- Given exercise
Could you extract every entry below and reproduce it exactly?

- Recorded information
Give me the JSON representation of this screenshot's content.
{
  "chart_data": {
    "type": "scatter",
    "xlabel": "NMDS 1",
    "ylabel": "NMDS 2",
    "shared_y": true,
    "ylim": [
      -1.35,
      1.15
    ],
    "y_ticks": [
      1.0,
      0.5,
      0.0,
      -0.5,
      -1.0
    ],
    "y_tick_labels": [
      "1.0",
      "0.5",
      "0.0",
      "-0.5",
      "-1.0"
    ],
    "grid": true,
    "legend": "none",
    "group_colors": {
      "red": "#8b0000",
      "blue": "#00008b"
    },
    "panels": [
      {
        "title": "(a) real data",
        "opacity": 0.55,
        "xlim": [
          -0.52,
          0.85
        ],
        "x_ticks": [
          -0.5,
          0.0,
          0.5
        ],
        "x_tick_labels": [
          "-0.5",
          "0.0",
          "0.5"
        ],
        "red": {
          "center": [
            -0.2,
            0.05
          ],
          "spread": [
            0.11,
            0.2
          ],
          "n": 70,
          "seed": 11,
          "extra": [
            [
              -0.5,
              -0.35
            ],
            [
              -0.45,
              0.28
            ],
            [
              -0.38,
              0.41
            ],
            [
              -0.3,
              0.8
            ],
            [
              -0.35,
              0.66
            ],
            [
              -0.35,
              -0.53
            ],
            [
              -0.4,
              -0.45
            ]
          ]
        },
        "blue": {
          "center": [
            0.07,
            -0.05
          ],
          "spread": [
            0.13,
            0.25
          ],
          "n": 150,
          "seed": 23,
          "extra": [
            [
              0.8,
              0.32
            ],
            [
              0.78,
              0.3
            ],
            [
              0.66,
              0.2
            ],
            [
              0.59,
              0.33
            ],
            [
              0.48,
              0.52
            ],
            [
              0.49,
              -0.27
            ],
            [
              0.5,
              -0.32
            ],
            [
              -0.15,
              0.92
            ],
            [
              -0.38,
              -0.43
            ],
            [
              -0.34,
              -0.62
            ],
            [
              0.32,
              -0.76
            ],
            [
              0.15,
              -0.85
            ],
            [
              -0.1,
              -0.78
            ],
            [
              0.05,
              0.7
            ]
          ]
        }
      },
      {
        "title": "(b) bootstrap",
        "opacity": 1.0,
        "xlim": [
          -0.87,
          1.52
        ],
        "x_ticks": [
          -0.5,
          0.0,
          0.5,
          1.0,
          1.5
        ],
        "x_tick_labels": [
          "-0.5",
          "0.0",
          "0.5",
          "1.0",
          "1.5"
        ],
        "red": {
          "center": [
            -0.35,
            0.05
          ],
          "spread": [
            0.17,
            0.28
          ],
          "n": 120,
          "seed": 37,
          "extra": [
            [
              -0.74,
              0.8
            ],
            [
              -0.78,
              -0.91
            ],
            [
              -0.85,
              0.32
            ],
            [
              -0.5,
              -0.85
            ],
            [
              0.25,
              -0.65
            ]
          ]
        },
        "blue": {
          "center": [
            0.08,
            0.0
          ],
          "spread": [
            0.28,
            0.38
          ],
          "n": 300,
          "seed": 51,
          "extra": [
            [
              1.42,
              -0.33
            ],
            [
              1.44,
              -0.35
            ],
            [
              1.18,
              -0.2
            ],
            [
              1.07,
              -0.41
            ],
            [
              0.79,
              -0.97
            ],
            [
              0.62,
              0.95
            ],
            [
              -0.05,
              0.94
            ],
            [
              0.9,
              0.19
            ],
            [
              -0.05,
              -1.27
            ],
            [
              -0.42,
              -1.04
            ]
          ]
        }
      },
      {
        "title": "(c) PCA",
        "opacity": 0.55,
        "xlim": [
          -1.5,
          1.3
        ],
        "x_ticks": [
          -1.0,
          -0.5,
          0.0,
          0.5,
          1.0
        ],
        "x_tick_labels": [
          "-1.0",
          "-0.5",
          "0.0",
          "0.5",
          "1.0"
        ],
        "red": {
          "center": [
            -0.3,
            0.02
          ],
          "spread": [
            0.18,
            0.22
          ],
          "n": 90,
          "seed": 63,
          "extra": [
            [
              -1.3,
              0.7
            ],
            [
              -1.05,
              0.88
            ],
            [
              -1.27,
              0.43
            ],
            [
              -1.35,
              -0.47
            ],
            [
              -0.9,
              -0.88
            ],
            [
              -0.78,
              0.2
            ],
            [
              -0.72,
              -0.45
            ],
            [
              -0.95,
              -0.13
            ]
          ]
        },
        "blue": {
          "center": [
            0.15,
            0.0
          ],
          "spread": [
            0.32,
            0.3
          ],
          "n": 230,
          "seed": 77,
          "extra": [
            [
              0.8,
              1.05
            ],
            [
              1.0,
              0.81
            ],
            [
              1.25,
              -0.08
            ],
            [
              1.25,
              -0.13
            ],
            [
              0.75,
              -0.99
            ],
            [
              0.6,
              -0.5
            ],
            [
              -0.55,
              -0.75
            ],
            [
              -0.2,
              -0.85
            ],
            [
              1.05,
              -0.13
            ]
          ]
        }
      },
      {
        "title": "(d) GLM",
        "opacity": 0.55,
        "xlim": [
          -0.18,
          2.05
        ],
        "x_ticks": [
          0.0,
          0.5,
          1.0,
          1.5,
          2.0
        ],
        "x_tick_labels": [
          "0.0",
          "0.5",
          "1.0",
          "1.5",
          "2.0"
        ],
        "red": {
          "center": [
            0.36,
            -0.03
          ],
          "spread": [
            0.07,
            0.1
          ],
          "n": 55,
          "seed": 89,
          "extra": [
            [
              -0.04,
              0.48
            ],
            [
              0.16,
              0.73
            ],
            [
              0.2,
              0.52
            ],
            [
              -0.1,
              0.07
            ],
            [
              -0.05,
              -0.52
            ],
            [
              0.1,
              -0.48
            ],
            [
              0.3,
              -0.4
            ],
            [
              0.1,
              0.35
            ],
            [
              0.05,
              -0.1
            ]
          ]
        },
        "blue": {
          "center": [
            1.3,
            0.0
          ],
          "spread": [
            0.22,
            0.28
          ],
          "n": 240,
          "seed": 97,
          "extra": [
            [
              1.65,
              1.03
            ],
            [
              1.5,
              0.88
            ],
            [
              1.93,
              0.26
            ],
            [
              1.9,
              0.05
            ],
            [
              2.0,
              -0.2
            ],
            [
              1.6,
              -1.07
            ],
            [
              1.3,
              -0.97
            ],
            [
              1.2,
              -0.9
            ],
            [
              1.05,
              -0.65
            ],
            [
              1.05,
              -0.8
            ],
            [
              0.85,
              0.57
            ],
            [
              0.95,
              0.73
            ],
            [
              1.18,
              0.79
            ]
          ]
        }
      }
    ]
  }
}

- Expected answer
Give me the JSON representation of this screenshot's content.
{
  "chart_data": {
    "type": "scatter",
    "xlabel": "NMDS 1",
    "ylabel": "NMDS 2",
    "shared_y": true,
    "ylim": [
      -1.35,
      1.15
    ],
    "y_ticks": [
      1.0,
      0.5,
      0.0,
      -0.5,
      -1.0
    ],
    "y_tick_labels": [
      "1.0",
      "0.5",
      "0.0",
      "-0.5",
      "-1.0"
    ],
    "grid": true,
    "legend": "none",
    "group_colors": {
      "red": "#8b0000",
      "blue": "#00008b"
    },
    "panels": [
      {
        "title": "(a) real data",
        "opacity": 0.55,
        "xlim": [
          -0.52,
          0.85
        ],
        "x_ticks": [
          -0.5,
          0.0,
          0.5
        ],
        "x_tick_labels": [
          "-0.5",
          "0.0",
          "0.5"
        ],
        "red": {
          "center": [
            -0.2,
            0.05
          ],
          "spread": [
            0.11,
            0.2
          ],
          "n": 70,
          "seed": 11,
          "extra": [
            [
              -0.5,
              -0.35
            ],
            [
              -0.45,
              0.28
            ],
            [
              -0.38,
              0.41
            ],
            [
              -0.3,
              0.8
            ],
            [
              -0.35,
              0.66
            ],
            [
              -0.35,
              -0.53
            ],
            [
              -0.4,
              -0.45
            ]
          ]
        },
        "blue": {
          "center": [
            0.07,
            -0.05
          ],
          "spread": [
            0.13,
            0.25
          ],
          "n": 150,
          "seed": 23,
          "extra": [
            [
              0.8,
              0.32
            ],
            [
              0.78,
              0.3
            ],
            [
              0.66,
              0.2
            ],
            [
              0.59,
              0.33
            ],
            [
              0.48,
              0.52
            ],
            [
              0.49,
              -0.27
            ],
            [
              0.5,
              -0.32
            ],
            [
              -0.15,
              0.92
            ],
            [
              -0.38,
              -0.43
            ],
            [
              -0.34,
              -0.62
            ],
            [
              0.32,
              -0.76
            ],
            [
              0.15,
              -0.85
            ],
            [
              -0.1,
              -0.78
            ],
            [
              0.05,
              0.7
            ]
          ]
        }
      },
      {
        "title": "(b) bootstrap",
        "opacity": 1.0,
        "xlim": [
          -0.87,
          1.52
        ],
        "x_ticks": [
          -0.5,
          0.0,
          0.5,
          1.0,
          1.5
        ],
        "x_tick_labels": [
          "-0.5",
          "0.0",
          "0.5",
          "1.0",
          "1.5"
        ],
        "red": {
          "center": [
            -0.35,
            0.05
          ],
          "spread": [
            0.17,
            0.28
          ],
          "n": 120,
          "seed": 37,
          "extra": [
            [
              -0.74,
              0.8
            ],
            [
              -0.78,
              -0.91
            ],
            [
              -0.85,
              0.32
            ],
            [
              -0.5,
              -0.85
            ],
            [
              0.25,
              -0.65
            ]
          ]
        },
        "blue": {
          "center": [
            0.08,
            0.0
          ],
          "spread": [
            0.28,
            0.38
          ],
          "n": 300,
          "seed": 51,
          "extra": [
            [
              1.42,
              -0.33
            ],
            [
              1.44,
              -0.35
            ],
            [
              1.18,
              -0.2
            ],
            [
              1.07,
              -0.41
            ],
            [
              0.79,
              -0.97
            ],
            [
              0.62,
              0.95
            ],
            [
              -0.05,
              0.94
            ],
            [
              0.9,
              0.19
            ],
            [
              -0.05,
              -1.27
            ],
            [
              -0.42,
              -1.04
            ]
          ]
        }
      },
      {
        "title": "(c) PCA",
        "opacity": 0.55,
        "xlim": [
          -1.5,
          1.3
        ],
        "x_ticks": [
          -1.0,
          -0.5,
          0.0,
          0.5,
          1.0
        ],
        "x_tick_labels": [
          "-1.0",
          "-0.5",
          "0.0",
          "0.5",
          "1.0"
        ],
        "red": {
          "center": [
            -0.3,
            0.02
          ],
          "spread": [
            0.18,
            0.22
          ],
          "n": 90,
          "seed": 63,
          "extra": [
            [
              -1.3,
              0.7
            ],
            [
              -1.05,
              0.88
            ],
            [
              -1.27,
              0.43
            ],
            [
              -1.35,
              -0.47
            ],
            [
              -0.9,
              -0.88
            ],
            [
              -0.78,
              0.2
            ],
            [
              -0.72,
              -0.45
            ],
            [
              -0.95,
              -0.13
            ]
          ]
        },
        "blue": {
          "center": [
            0.15,
            0.0
          ],
          "spread": [
            0.32,
            0.3
          ],
          "n": 230,
          "seed": 77,
          "extra": [
            [
              0.8,
              1.05
            ],
            [
              1.0,
              0.81
            ],
            [
              1.25,
              -0.08
            ],
            [
              1.25,
              -0.13
            ],
            [
              0.75,
              -0.99
            ],
            [
              0.6,
              -0.5
            ],
            [
              -0.55,
              -0.75
            ],
            [
              -0.2,
              -0.85
            ],
            [
              1.05,
              -0.13
            ]
          ]
        }
      },
      {
        "title": "(d) GLM",
        "opacity": 0.55,
        "xlim": [
          -0.18,
          2.05
        ],
        "x_ticks": [
          0.0,
          0.5,
          1.0,
          1.5,
          2.0
        ],
        "x_tick_labels": [
          "0.0",
          "0.5",
          "1.0",
          "1.5",
          "2.0"
        ],
        "red": {
          "center": [
            0.36,
            -0.03
          ],
          "spread": [
            0.07,
            0.1
          ],
          "n": 55,
          "seed": 89,
          "extra": [
            [
              -0.04,
              0.48
            ],
            [
              0.16,
              0.73
            ],
            [
              0.2,
              0.52
            ],
            [
              -0.1,
              0.07
            ],
            [
              -0.05,
              -0.52
            ],
            [
              0.1,
              -0.48
            ],
            [
              0.3,
              -0.4
            ],
            [
              0.1,
              0.35
            ],
            [
              0.05,
              -0.1
            ]
          ]
        },
        "blue": {
          "center": [
            1.3,
            0.0
          ],
          "spread": [
            0.22,
            0.28
          ],
          "n": 240,
          "seed": 97,
          "extra": [
            [
              1.65,
              1.03
            ],
            [
              1.5,
              0.88
            ],
            [
              1.93,
              0.26
            ],
            [
              1.9,
              0.05
            ],
            [
              2.0,
              -0.2
            ],
            [
              1.6,
              -1.07
            ],
            [
              1.3,
              -0.97
            ],
            [
              1.2,
              -0.9
            ],
            [
              1.05,
              -0.65
            ],
            [
              1.05,
              -0.8
            ],
            [
              0.85,
              0.57
            ],
            [
              0.95,
              0.73
            ],
            [
              1.18,
              0.79
            ]
          ]
        }
      }
    ]
  }
}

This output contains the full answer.